■ PROBLEM
Repeat every entry in the listing below, exactly.
<<<<
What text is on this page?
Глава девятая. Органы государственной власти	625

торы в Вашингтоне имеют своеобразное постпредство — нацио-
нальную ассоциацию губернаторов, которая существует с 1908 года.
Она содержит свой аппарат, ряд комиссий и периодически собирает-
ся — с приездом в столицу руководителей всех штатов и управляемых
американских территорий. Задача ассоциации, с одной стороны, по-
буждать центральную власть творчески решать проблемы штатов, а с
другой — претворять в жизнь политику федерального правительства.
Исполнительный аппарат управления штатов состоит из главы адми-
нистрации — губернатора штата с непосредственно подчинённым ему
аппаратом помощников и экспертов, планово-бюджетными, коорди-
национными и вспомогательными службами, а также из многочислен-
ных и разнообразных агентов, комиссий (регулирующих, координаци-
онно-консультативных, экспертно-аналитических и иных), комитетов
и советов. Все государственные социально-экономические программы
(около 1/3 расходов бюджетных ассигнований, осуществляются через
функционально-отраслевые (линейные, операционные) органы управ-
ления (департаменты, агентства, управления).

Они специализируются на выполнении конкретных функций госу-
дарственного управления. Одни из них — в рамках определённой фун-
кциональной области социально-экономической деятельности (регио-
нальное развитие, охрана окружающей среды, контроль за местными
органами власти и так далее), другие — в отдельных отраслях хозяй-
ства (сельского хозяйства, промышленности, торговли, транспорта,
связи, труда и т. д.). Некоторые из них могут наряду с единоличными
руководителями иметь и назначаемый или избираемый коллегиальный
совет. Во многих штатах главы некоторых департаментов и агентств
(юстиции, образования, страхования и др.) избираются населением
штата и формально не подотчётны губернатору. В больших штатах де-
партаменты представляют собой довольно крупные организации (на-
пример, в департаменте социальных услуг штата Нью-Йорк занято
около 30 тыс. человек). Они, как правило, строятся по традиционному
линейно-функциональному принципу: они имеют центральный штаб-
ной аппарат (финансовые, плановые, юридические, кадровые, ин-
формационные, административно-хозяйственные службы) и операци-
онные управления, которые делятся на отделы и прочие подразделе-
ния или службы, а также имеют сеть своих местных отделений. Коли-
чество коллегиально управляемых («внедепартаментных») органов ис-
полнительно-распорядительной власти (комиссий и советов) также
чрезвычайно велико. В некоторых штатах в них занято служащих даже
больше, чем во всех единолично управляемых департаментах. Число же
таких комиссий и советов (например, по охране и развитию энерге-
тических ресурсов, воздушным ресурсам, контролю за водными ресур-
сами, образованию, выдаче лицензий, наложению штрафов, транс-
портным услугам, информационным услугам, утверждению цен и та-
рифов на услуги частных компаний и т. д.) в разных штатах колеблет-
>>>>
■ SOLUTION TO THIS PROBLEM
What text is on this page?
Глава девятая. Органы государственной власти	625

торы в Вашингтоне имеют своеобразное постпредство — нацио-
нальную ассоциацию губернаторов, которая существует с 1908 года.
Она содержит свой аппарат, ряд комиссий и периодически собирает-
ся — с приездом в столицу руководителей всех штатов и управляемых
американских территорий. Задача ассоциации, с одной стороны, по-
буждать центральную власть творчески решать проблемы штатов, а с
другой — претворять в жизнь политику федерального правительства.
Исполнительный аппарат управления штатов состоит из главы адми-
нистрации — губернатора штата с непосредственно подчинённым ему
аппаратом помощников и экспертов, планово-бюджетными, коорди-
национными и вспомогательными службами, а также из многочислен-
ных и разнообразных агентов, комиссий (регулирующих, координаци-
онно-консультативных, экспертно-аналитических и иных), комитетов
и советов. Все государственные социально-экономические программы
(около 1/3 расходов бюджетных ассигнований, осуществляются через
функционально-отраслевые (линейные, операционные) органы управ-
ления (департаменты, агентства, управления).

Они специализируются на выполнении конкретных функций госу-
дарственного управления. Одни из них — в рамках определённой фун-
кциональной области социально-экономической деятельности (регио-
нальное развитие, охрана окружающей среды, контроль за местными
органами власти и так далее), другие — в отдельных отраслях хозяй-
ства (сельского хозяйства, промышленности, торговли, транспорта,
связи, труда и т. д.). Некоторые из них могут наряду с единоличными
руководителями иметь и назначаемый или избираемый коллегиальный
совет. Во многих штатах главы некоторых департаментов и агентств
(юстиции, образования, страхования и др.) избираются населением
штата и формально не подотчётны губернатору. В больших штатах де-
партаменты представляют собой довольно крупные организации (на-
пример, в департаменте социальных услуг штата Нью-Йорк занято
около 30 тыс. человек). Они, как правило, строятся по традиционному
линейно-функциональному принципу: они имеют центральный штаб-
ной аппарат (финансовые, плановые, юридические, кадровые, ин-
формационные, административно-хозяйственные службы) и операци-
онные управления, которые делятся на отделы и прочие подразделе-
ния или службы, а также имеют сеть своих местных отделений. Коли-
чество коллегиально управляемых («внедепартаментных») органов ис-
полнительно-распорядительной власти (комиссий и советов) также
чрезвычайно велико. В некоторых штатах в них занято служащих даже
больше, чем во всех единолично управляемых департаментах. Число же
таких комиссий и советов (например, по охране и развитию энерге-
тических ресурсов, воздушным ресурсам, контролю за водными ресур-
сами, образованию, выдаче лицензий, наложению штрафов, транс-
портным услугам, информационным услугам, утверждению цен и та-
рифов на услуги частных компаний и т. д.) в разных штатах колеблет-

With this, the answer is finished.